Andaman and Nicobar Islands Institute of Medical Sciences
- Type: Public
- Established: 2015; 11 years ago
- Academic affiliations: Pondicherry University, NMC
- Director: Dr. Mukesh Tripathi
- Academic staff: 144 (updated 10-Aug-2017)
- Undergraduates: 100 (MBBS) per year
- Location: Atlanta Point, Port Blair 11°40′23″N 92°44′46″E﻿ / ﻿11.673°N 92.746°E
- Website: http://andssw1.and.nic.in/ANIIMS/

= Andaman and Nicobar Islands Institute of Medical Sciences =

Medical college in Andaman and Nicobar, India

Andaman and Nicobar Islands Institute of Medical Sciences, Port Blair is a medical school in Port Blair, India. Andaman & Nicobar Islands Institute of Medical Sciences (ANIIMS) is a 100% Govt. funded College established by Andaman & Nicobar Medical Education and Research Society (ANIMERS) under Andaman & Nicobar Administration. The medical school is established under the Centrally Sponsored Scheme for 'Establishment of new (58 colleges) Medical Colleges attached with existing district/referral hospitals'.

The College was set up in a record time of less than an year

==Location==
It is situated at Atlanta Point, next to the National Memorial Cellular Jail Complex, Port Blair, South Andaman District, Andaman and Nicobar Islands. The permanent location of the college, where new infrastructure is being constructed is Corbyns Cove, South Point, Port Blair, South Andaman District.

▶ [SOURCE MATERIAL]
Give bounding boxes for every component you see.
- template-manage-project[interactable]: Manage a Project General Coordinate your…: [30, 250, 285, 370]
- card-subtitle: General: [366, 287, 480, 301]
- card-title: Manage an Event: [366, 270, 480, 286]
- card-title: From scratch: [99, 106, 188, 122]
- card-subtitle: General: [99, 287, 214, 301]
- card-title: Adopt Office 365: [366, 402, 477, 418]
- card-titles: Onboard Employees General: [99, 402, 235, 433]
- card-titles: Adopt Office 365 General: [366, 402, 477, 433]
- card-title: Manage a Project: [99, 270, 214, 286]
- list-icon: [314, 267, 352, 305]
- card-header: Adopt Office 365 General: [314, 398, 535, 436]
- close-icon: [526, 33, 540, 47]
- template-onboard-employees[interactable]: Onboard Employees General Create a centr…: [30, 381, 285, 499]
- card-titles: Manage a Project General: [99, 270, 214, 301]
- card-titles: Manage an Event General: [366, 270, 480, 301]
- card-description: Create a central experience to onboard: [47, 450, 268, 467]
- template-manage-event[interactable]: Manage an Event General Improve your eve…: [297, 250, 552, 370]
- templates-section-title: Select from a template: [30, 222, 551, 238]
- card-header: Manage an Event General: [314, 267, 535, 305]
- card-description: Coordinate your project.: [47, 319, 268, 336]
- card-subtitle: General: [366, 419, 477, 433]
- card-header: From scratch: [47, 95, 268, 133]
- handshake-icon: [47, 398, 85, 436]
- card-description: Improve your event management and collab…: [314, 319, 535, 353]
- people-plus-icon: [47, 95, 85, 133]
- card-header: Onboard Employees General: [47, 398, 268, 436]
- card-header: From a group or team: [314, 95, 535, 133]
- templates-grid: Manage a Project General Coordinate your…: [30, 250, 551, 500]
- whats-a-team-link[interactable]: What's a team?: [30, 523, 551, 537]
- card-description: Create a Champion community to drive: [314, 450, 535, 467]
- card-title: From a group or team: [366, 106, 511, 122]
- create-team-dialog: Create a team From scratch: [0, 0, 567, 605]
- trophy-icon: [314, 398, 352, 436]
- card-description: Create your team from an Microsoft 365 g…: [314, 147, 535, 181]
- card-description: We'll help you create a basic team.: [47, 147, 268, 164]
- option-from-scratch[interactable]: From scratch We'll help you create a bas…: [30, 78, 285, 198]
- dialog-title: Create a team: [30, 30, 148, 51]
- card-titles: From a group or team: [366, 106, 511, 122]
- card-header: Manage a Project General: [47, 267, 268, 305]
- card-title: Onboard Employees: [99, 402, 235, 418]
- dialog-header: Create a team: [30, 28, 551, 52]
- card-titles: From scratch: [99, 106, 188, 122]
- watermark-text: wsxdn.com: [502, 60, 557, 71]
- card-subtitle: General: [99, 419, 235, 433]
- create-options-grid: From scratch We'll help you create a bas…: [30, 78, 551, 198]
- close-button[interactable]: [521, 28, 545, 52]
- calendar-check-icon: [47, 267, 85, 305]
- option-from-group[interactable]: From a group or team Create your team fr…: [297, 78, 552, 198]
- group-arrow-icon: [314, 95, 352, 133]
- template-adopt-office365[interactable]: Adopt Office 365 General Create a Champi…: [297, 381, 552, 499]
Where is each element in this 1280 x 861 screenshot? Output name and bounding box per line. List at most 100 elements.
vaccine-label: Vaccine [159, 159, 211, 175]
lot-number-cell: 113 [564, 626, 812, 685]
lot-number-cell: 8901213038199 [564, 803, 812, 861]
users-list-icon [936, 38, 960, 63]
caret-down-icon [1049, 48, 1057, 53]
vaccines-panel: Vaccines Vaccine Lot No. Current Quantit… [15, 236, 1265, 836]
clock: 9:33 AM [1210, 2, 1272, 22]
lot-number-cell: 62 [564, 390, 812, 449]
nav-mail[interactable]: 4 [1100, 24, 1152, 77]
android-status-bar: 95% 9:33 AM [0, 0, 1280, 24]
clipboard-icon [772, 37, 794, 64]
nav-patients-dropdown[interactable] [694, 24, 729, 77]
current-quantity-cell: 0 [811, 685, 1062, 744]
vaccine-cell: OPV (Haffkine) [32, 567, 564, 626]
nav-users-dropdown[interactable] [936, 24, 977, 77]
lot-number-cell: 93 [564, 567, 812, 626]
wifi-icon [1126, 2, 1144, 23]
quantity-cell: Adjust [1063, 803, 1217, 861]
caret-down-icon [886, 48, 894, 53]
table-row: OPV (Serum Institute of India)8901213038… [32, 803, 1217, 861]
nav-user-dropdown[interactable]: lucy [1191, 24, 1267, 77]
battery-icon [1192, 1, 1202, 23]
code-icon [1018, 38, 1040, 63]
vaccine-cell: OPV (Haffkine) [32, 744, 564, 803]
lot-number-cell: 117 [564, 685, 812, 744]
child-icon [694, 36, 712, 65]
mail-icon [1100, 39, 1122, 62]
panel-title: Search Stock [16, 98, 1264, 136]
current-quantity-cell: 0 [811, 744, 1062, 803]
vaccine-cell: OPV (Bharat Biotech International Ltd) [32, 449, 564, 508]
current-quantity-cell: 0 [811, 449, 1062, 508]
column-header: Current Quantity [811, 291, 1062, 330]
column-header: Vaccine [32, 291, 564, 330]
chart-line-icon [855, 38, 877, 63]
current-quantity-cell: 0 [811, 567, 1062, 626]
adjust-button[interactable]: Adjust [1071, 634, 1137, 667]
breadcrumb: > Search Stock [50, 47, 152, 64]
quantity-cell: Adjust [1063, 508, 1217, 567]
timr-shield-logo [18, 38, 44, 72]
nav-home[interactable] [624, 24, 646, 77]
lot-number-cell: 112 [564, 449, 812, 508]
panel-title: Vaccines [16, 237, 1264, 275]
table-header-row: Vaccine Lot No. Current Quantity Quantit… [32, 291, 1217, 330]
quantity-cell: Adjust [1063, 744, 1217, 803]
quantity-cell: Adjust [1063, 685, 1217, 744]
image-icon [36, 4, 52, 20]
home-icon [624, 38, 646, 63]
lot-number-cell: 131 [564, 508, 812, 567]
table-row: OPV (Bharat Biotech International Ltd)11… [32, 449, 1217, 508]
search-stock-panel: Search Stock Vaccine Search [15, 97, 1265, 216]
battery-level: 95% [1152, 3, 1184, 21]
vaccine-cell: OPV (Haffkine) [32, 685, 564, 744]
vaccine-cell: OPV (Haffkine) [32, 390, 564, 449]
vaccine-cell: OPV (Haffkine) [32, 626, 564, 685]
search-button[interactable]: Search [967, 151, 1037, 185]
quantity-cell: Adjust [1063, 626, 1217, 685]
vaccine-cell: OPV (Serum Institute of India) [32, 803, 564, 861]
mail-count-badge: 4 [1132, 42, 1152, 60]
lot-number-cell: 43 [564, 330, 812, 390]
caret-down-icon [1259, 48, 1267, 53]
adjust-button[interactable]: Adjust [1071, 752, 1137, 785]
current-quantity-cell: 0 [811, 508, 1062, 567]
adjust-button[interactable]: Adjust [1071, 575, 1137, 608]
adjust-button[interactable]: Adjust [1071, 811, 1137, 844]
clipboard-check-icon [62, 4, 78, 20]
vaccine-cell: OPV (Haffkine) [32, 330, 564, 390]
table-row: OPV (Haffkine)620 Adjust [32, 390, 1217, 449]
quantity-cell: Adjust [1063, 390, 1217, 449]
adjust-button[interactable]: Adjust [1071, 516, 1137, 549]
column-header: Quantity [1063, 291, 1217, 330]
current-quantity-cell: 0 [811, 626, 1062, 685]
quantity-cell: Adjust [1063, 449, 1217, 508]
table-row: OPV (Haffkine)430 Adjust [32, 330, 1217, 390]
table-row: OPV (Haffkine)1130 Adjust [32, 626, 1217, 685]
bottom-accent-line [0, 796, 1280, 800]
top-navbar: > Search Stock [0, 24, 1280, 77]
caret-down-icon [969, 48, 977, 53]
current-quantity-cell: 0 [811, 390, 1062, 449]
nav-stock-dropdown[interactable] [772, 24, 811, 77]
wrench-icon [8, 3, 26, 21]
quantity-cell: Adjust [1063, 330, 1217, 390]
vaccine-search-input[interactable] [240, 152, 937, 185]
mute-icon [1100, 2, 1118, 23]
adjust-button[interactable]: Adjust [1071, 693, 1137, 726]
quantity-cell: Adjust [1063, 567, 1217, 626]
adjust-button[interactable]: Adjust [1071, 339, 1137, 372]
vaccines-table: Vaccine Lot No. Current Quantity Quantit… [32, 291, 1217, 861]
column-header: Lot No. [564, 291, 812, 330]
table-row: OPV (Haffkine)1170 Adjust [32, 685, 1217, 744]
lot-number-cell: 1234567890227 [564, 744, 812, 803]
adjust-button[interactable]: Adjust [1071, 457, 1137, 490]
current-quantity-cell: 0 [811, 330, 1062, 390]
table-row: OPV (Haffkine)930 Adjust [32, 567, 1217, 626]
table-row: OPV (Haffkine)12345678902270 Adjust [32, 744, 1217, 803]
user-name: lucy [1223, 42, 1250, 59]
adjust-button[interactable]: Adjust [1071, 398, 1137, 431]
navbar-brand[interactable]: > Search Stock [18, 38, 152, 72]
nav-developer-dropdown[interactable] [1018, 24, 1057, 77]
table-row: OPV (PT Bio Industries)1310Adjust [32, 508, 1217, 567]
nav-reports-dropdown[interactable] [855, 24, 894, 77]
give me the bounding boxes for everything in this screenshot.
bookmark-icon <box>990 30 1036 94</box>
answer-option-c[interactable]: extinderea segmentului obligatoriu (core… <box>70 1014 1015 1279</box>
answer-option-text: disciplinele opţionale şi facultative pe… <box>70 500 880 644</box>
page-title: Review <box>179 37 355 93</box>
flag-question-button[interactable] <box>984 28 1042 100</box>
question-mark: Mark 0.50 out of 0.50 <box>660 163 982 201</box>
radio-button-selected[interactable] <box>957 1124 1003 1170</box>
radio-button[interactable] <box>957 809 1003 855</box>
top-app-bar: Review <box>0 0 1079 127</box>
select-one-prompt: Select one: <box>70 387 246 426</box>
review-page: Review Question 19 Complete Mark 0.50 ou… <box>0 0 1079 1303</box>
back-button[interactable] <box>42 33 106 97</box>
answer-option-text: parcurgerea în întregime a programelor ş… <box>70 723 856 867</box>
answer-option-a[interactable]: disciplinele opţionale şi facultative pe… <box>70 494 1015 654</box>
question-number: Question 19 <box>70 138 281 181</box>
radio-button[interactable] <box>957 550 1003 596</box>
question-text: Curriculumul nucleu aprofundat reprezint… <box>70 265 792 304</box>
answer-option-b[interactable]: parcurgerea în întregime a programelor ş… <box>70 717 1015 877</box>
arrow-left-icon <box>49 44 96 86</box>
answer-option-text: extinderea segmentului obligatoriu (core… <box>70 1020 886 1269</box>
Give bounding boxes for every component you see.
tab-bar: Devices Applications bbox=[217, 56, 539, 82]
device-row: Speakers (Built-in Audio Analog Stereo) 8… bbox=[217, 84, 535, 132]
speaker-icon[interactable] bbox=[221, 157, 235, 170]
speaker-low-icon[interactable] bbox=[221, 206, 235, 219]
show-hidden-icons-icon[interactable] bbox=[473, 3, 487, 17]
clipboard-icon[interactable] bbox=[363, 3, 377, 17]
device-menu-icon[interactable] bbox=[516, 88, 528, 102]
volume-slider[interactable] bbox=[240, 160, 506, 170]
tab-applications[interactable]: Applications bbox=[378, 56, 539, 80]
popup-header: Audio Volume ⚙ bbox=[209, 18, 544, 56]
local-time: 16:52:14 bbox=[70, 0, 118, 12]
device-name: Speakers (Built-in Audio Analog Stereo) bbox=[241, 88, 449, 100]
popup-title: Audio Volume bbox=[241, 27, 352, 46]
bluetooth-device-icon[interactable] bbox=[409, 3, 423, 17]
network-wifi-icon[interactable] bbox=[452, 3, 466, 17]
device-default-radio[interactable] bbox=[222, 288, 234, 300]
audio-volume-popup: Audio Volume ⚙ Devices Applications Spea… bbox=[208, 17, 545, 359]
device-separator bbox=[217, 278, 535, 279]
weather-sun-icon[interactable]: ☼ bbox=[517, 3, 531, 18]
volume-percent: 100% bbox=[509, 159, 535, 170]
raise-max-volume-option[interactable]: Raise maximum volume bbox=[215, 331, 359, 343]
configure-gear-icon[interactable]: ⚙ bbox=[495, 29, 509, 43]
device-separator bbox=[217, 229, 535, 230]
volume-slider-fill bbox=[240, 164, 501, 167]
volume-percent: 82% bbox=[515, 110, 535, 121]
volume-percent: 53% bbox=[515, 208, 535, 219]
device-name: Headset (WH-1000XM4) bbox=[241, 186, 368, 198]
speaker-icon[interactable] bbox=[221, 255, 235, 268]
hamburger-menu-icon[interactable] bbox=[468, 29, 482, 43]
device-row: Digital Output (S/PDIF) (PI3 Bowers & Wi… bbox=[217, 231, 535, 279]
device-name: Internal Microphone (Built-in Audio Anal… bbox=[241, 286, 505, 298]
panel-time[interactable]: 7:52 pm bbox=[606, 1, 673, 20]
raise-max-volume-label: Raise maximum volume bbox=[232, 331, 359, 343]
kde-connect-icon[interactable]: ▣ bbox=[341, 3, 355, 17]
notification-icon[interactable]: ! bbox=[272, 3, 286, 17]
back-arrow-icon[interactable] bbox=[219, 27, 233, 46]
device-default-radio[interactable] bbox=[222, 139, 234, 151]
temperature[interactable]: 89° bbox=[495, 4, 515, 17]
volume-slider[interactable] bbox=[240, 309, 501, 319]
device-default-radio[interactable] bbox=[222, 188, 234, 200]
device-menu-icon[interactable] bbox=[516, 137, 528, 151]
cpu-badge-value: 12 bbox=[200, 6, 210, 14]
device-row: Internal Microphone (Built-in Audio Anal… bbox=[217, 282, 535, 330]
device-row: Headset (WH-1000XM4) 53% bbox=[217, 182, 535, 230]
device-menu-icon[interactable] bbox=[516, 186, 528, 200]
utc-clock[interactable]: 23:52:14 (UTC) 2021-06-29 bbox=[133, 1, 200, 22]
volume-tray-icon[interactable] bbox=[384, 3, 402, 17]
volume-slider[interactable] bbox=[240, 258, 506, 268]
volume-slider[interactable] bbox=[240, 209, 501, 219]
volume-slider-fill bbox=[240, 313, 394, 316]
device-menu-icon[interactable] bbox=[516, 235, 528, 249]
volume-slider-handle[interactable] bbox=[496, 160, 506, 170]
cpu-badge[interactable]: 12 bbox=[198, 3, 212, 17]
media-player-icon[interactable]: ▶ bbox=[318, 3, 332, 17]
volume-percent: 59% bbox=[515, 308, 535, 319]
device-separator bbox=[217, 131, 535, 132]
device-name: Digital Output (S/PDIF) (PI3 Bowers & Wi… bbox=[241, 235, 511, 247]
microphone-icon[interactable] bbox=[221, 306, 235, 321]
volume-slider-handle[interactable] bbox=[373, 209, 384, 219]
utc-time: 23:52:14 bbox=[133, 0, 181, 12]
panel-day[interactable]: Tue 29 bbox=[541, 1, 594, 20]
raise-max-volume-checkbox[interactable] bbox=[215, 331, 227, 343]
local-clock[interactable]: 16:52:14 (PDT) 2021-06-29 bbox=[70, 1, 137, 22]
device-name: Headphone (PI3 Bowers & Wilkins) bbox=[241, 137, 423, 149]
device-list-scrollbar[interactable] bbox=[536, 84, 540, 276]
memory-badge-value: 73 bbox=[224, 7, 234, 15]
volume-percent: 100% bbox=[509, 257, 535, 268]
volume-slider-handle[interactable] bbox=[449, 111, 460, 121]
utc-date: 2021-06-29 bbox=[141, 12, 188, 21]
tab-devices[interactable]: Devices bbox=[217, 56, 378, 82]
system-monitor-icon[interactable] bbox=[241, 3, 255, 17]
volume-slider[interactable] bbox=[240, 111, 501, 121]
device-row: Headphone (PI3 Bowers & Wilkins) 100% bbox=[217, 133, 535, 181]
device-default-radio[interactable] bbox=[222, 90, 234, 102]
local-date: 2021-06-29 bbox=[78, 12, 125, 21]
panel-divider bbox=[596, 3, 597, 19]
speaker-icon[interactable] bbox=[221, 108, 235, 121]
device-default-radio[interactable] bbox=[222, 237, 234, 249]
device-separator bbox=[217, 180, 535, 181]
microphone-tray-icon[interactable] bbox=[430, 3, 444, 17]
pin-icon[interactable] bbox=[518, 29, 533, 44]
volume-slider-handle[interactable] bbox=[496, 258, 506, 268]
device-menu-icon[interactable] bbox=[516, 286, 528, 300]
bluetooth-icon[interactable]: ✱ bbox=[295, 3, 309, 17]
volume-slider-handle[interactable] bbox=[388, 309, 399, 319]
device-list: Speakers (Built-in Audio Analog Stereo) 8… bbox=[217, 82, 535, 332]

▶ [USING THE INFORMATION]
A – List every field label in the fact list at the top of the Andaman and Nicobar Islands Institute of Medical Sciences text.
B – Carry on the text about the Andaman and Nicobar Islands Institute of Medical Sciences from its final sentence.

▶ [ANSWERS IN ORDER]
A – Type, Established, Academic affiliations, Director, Academic staff, Undergraduates, Location, Website

B –
==Teaching Hospital==
GB Pant Hospital also serves as a referral hospital for the entire A & N Islands. It has almost all general specialties. The new OPD Block houses outpatient department, reception / central registration, diagnostic laboratories, blood bank and auditorium / lecture Hall. The services provided at the Hospital is 100% free regardless of income, insurance status, race, sex and country of origin.

==Departments==
- Anaesthesiology
- Anatomy
- Biochemistry
- Community Medicine
- Dentistry
- Dermatology
- ENT
- Forensic Medicine
- Medicine
- Microbiology
- Obstetrics & Gynaecology
- Ophthalmology
- Orthopaedics
- Paediatrics
- Pathology
- Pharmacology
- Physiology
- Psychiatry
- Radiology
- Surgery
- TB & Chest

==Admission==
The college admits 100 students for the graduate program of Bachelor of Medicine and Bachelor of Surgery (MBBS) students annually. Candidates are selected on the basis of their performance in the National Eligibility and Entrance Test (NEET).
75% of available undergraduate positions are reserved for the students of Andaman & Nicobar Islands, 10% are reserved for NRI's and 15% are reserved for All India Quota.